YOUR INSTRUCTIONS: Quote the whole listing word for word. Do not include the pictures.
-- Begin RECORDED INFORMATION --
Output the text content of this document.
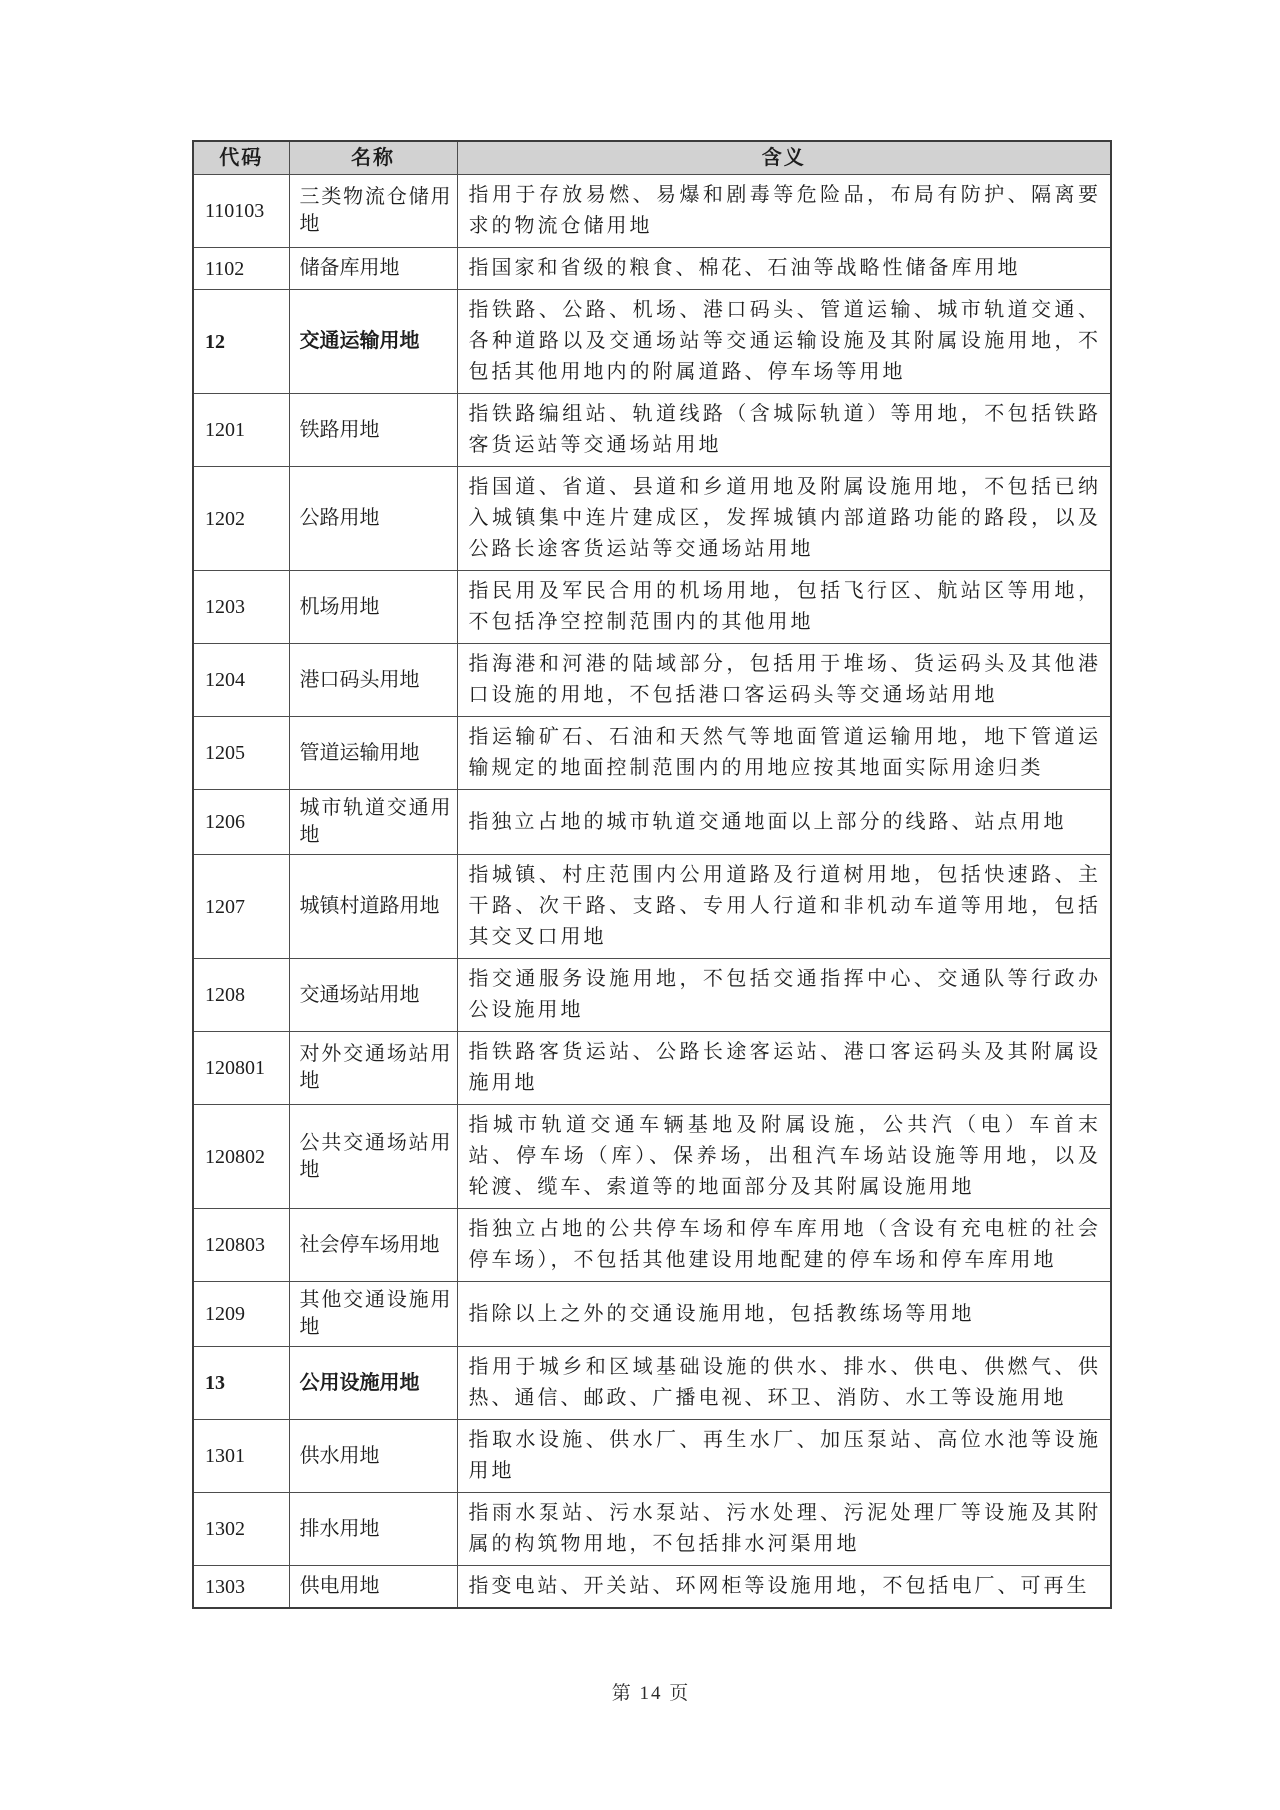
代码	名称	含义
110103	三类物流仓储用地	指用于存放易燃、易爆和剧毒等危险品，布局有防护、隔离要求的物流仓储用地
1102	储备库用地	指国家和省级的粮食、棉花、石油等战略性储备库用地
12	交通运输用地	指铁路、公路、机场、港口码头、管道运输、城市轨道交通、各种道路以及交通场站等交通运输设施及其附属设施用地，不包括其他用地内的附属道路、停车场等用地
1201	铁路用地	指铁路编组站、轨道线路（含城际轨道）等用地，不包括铁路客货运站等交通场站用地
1202	公路用地	指国道、省道、县道和乡道用地及附属设施用地，不包括已纳入城镇集中连片建成区，发挥城镇内部道路功能的路段，以及公路长途客货运站等交通场站用地
1203	机场用地	指民用及军民合用的机场用地，包括飞行区、航站区等用地，不包括净空控制范围内的其他用地
1204	港口码头用地	指海港和河港的陆域部分，包括用于堆场、货运码头及其他港口设施的用地，不包括港口客运码头等交通场站用地
1205	管道运输用地	指运输矿石、石油和天然气等地面管道运输用地，地下管道运输规定的地面控制范围内的用地应按其地面实际用途归类
1206	城市轨道交通用地	指独立占地的城市轨道交通地面以上部分的线路、站点用地
1207	城镇村道路用地	指城镇、村庄范围内公用道路及行道树用地，包括快速路、主干路、次干路、支路、专用人行道和非机动车道等用地，包括其交叉口用地
1208	交通场站用地	指交通服务设施用地，不包括交通指挥中心、交通队等行政办公设施用地
120801	对外交通场站用地	指铁路客货运站、公路长途客运站、港口客运码头及其附属设施用地
120802	公共交通场站用地	指城市轨道交通车辆基地及附属设施，公共汽（电）车首末站、停车场（库）、保养场，出租汽车场站设施等用地，以及轮渡、缆车、索道等的地面部分及其附属设施用地
120803	社会停车场用地	指独立占地的公共停车场和停车库用地（含设有充电桩的社会停车场），不包括其他建设用地配建的停车场和停车库用地
1209	其他交通设施用地	指除以上之外的交通设施用地，包括教练场等用地
13	公用设施用地	指用于城乡和区域基础设施的供水、排水、供电、供燃气、供热、通信、邮政、广播电视、环卫、消防、水工等设施用地
1301	供水用地	指取水设施、供水厂、再生水厂、加压泵站、高位水池等设施用地
1302	排水用地	指雨水泵站、污水泵站、污水处理、污泥处理厂等设施及其附属的构筑物用地，不包括排水河渠用地
1303	供电用地	指变电站、开关站、环网柜等设施用地，不包括电厂、可再生
第 14 页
-- End RECORDED INFORMATION --
SOLUTION FOR THIS TASK:
Output the text content of this document.
代码	名称	含义
110103	三类物流仓储用地	指用于存放易燃、易爆和剧毒等危险品，布局有防护、隔离要求的物流仓储用地
1102	储备库用地	指国家和省级的粮食、棉花、石油等战略性储备库用地
12	交通运输用地	指铁路、公路、机场、港口码头、管道运输、城市轨道交通、各种道路以及交通场站等交通运输设施及其附属设施用地，不包括其他用地内的附属道路、停车场等用地
1201	铁路用地	指铁路编组站、轨道线路（含城际轨道）等用地，不包括铁路客货运站等交通场站用地
1202	公路用地	指国道、省道、县道和乡道用地及附属设施用地，不包括已纳入城镇集中连片建成区，发挥城镇内部道路功能的路段，以及公路长途客货运站等交通场站用地
1203	机场用地	指民用及军民合用的机场用地，包括飞行区、航站区等用地，不包括净空控制范围内的其他用地
1204	港口码头用地	指海港和河港的陆域部分，包括用于堆场、货运码头及其他港口设施的用地，不包括港口客运码头等交通场站用地
1205	管道运输用地	指运输矿石、石油和天然气等地面管道运输用地，地下管道运输规定的地面控制范围内的用地应按其地面实际用途归类
1206	城市轨道交通用地	指独立占地的城市轨道交通地面以上部分的线路、站点用地
1207	城镇村道路用地	指城镇、村庄范围内公用道路及行道树用地，包括快速路、主干路、次干路、支路、专用人行道和非机动车道等用地，包括其交叉口用地
1208	交通场站用地	指交通服务设施用地，不包括交通指挥中心、交通队等行政办公设施用地
120801	对外交通场站用地	指铁路客货运站、公路长途客运站、港口客运码头及其附属设施用地
120802	公共交通场站用地	指城市轨道交通车辆基地及附属设施，公共汽（电）车首末站、停车场（库）、保养场，出租汽车场站设施等用地，以及轮渡、缆车、索道等的地面部分及其附属设施用地
120803	社会停车场用地	指独立占地的公共停车场和停车库用地（含设有充电桩的社会停车场），不包括其他建设用地配建的停车场和停车库用地
1209	其他交通设施用地	指除以上之外的交通设施用地，包括教练场等用地
13	公用设施用地	指用于城乡和区域基础设施的供水、排水、供电、供燃气、供热、通信、邮政、广播电视、环卫、消防、水工等设施用地
1301	供水用地	指取水设施、供水厂、再生水厂、加压泵站、高位水池等设施用地
1302	排水用地	指雨水泵站、污水泵站、污水处理、污泥处理厂等设施及其附属的构筑物用地，不包括排水河渠用地
1303	供电用地	指变电站、开关站、环网柜等设施用地，不包括电厂、可再生
第 14 页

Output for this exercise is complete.